*Aim of the task*
Of the lines in the records that follow, how many include the word "αὐτήν"? Answer with a bare number.
********************
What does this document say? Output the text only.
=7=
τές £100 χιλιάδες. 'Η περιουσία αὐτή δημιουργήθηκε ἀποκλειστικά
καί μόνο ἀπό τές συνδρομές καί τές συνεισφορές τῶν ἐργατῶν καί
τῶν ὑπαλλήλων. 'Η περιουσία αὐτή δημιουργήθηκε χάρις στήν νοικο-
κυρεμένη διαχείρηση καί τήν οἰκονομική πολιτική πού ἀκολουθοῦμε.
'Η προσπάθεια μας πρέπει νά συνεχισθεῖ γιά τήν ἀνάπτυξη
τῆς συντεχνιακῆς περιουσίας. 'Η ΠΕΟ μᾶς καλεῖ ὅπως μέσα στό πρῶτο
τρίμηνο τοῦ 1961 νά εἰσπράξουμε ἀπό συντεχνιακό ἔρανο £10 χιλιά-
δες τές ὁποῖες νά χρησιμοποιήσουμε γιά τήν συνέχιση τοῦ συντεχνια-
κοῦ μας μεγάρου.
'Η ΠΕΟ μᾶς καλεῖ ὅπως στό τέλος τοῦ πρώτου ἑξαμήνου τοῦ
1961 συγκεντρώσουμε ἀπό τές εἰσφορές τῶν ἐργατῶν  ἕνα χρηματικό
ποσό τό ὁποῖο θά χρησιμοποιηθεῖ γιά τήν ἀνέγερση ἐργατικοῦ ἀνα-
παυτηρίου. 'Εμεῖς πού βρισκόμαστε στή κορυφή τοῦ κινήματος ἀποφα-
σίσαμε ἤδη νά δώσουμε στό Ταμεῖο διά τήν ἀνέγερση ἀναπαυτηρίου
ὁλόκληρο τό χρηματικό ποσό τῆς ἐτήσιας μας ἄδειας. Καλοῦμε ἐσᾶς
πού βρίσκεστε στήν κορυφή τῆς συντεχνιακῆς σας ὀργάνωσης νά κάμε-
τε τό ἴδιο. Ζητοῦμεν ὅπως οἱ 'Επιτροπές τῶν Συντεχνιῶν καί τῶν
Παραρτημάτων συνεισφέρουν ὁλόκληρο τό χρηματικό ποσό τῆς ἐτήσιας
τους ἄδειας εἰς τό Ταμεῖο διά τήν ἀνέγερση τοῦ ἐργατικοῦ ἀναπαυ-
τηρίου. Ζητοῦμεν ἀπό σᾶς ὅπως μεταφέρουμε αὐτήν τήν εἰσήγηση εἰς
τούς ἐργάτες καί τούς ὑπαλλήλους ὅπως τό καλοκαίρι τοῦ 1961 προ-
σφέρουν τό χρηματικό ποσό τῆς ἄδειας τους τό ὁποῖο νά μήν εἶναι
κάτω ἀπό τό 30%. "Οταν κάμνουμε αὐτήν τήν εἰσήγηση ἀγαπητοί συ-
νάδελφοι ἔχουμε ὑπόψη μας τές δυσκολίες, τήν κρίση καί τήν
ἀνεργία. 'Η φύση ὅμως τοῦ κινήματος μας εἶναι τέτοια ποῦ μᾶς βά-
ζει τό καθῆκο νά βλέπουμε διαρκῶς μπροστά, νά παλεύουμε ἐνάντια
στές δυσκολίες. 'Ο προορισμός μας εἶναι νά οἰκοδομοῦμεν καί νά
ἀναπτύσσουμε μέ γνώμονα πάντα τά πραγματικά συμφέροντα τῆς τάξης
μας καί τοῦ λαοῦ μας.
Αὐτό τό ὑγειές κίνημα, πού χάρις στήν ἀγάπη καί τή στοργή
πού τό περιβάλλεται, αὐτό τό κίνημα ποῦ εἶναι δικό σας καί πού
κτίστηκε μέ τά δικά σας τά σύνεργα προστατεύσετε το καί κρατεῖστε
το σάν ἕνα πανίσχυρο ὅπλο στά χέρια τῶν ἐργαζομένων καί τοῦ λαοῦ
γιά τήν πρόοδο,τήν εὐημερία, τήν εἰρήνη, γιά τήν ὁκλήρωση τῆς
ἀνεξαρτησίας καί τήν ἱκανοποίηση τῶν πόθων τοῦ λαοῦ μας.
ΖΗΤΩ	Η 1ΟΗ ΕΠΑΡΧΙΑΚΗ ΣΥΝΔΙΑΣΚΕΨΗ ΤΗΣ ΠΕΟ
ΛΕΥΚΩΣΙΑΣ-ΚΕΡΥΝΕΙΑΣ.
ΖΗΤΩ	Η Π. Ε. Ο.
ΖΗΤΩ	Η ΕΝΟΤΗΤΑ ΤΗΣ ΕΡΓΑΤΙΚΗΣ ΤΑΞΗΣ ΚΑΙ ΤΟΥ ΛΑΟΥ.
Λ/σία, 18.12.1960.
********************
*Output of the task*
2